#### TASK INPUT:
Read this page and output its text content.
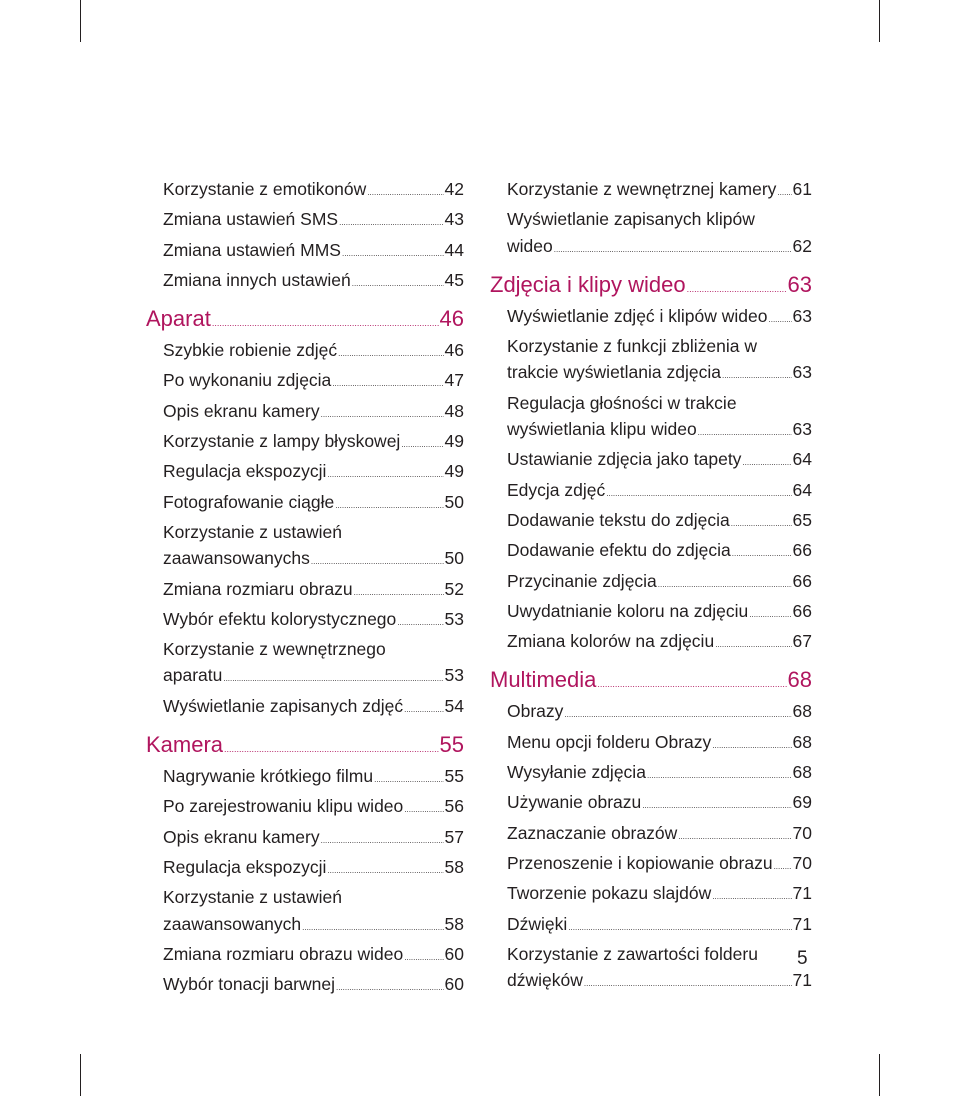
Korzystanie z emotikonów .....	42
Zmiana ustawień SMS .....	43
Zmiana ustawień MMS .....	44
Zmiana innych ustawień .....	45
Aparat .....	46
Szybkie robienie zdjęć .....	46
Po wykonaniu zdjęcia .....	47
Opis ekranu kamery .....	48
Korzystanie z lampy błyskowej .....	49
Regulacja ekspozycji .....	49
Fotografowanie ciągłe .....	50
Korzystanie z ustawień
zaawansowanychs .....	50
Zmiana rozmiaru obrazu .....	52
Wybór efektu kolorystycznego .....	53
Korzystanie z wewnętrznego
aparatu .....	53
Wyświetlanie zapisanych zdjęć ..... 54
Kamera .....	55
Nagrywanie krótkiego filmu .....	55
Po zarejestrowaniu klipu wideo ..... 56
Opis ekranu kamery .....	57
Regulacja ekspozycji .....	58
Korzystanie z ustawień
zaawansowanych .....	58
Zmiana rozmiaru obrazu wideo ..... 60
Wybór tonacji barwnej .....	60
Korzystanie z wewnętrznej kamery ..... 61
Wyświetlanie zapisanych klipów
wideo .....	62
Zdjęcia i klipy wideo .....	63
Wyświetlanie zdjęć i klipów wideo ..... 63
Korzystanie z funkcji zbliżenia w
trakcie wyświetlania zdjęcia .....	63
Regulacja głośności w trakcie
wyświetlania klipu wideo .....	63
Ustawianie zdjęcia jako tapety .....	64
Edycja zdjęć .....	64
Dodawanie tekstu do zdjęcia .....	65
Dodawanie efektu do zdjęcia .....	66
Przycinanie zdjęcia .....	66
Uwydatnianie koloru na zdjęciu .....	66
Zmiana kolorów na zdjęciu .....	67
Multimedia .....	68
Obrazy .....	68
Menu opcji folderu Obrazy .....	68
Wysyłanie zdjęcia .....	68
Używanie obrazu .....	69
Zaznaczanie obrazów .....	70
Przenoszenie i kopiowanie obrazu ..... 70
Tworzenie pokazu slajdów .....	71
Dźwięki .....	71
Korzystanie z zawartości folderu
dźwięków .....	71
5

#### WHAT IS BEING ASKED:
Output every entry verbatim. Pictures do not belong in the copy.

#### FINAL RESULT:
Read this page and output its text content.
Korzystanie z emotikonów .....	42
Zmiana ustawień SMS .....	43
Zmiana ustawień MMS .....	44
Zmiana innych ustawień .....	45
Aparat .....	46
Szybkie robienie zdjęć .....	46
Po wykonaniu zdjęcia .....	47
Opis ekranu kamery .....	48
Korzystanie z lampy błyskowej .....	49
Regulacja ekspozycji .....	49
Fotografowanie ciągłe .....	50
Korzystanie z ustawień
zaawansowanychs .....	50
Zmiana rozmiaru obrazu .....	52
Wybór efektu kolorystycznego .....	53
Korzystanie z wewnętrznego
aparatu .....	53
Wyświetlanie zapisanych zdjęć ..... 54
Kamera .....	55
Nagrywanie krótkiego filmu .....	55
Po zarejestrowaniu klipu wideo ..... 56
Opis ekranu kamery .....	57
Regulacja ekspozycji .....	58
Korzystanie z ustawień
zaawansowanych .....	58
Zmiana rozmiaru obrazu wideo ..... 60
Wybór tonacji barwnej .....	60
Korzystanie z wewnętrznej kamery ..... 61
Wyświetlanie zapisanych klipów
wideo .....	62
Zdjęcia i klipy wideo .....	63
Wyświetlanie zdjęć i klipów wideo ..... 63
Korzystanie z funkcji zbliżenia w
trakcie wyświetlania zdjęcia .....	63
Regulacja głośności w trakcie
wyświetlania klipu wideo .....	63
Ustawianie zdjęcia jako tapety .....	64
Edycja zdjęć .....	64
Dodawanie tekstu do zdjęcia .....	65
Dodawanie efektu do zdjęcia .....	66
Przycinanie zdjęcia .....	66
Uwydatnianie koloru na zdjęciu .....	66
Zmiana kolorów na zdjęciu .....	67
Multimedia .....	68
Obrazy .....	68
Menu opcji folderu Obrazy .....	68
Wysyłanie zdjęcia .....	68
Używanie obrazu .....	69
Zaznaczanie obrazów .....	70
Przenoszenie i kopiowanie obrazu ..... 70
Tworzenie pokazu slajdów .....	71
Dźwięki .....	71
Korzystanie z zawartości folderu
dźwięków .....	71
5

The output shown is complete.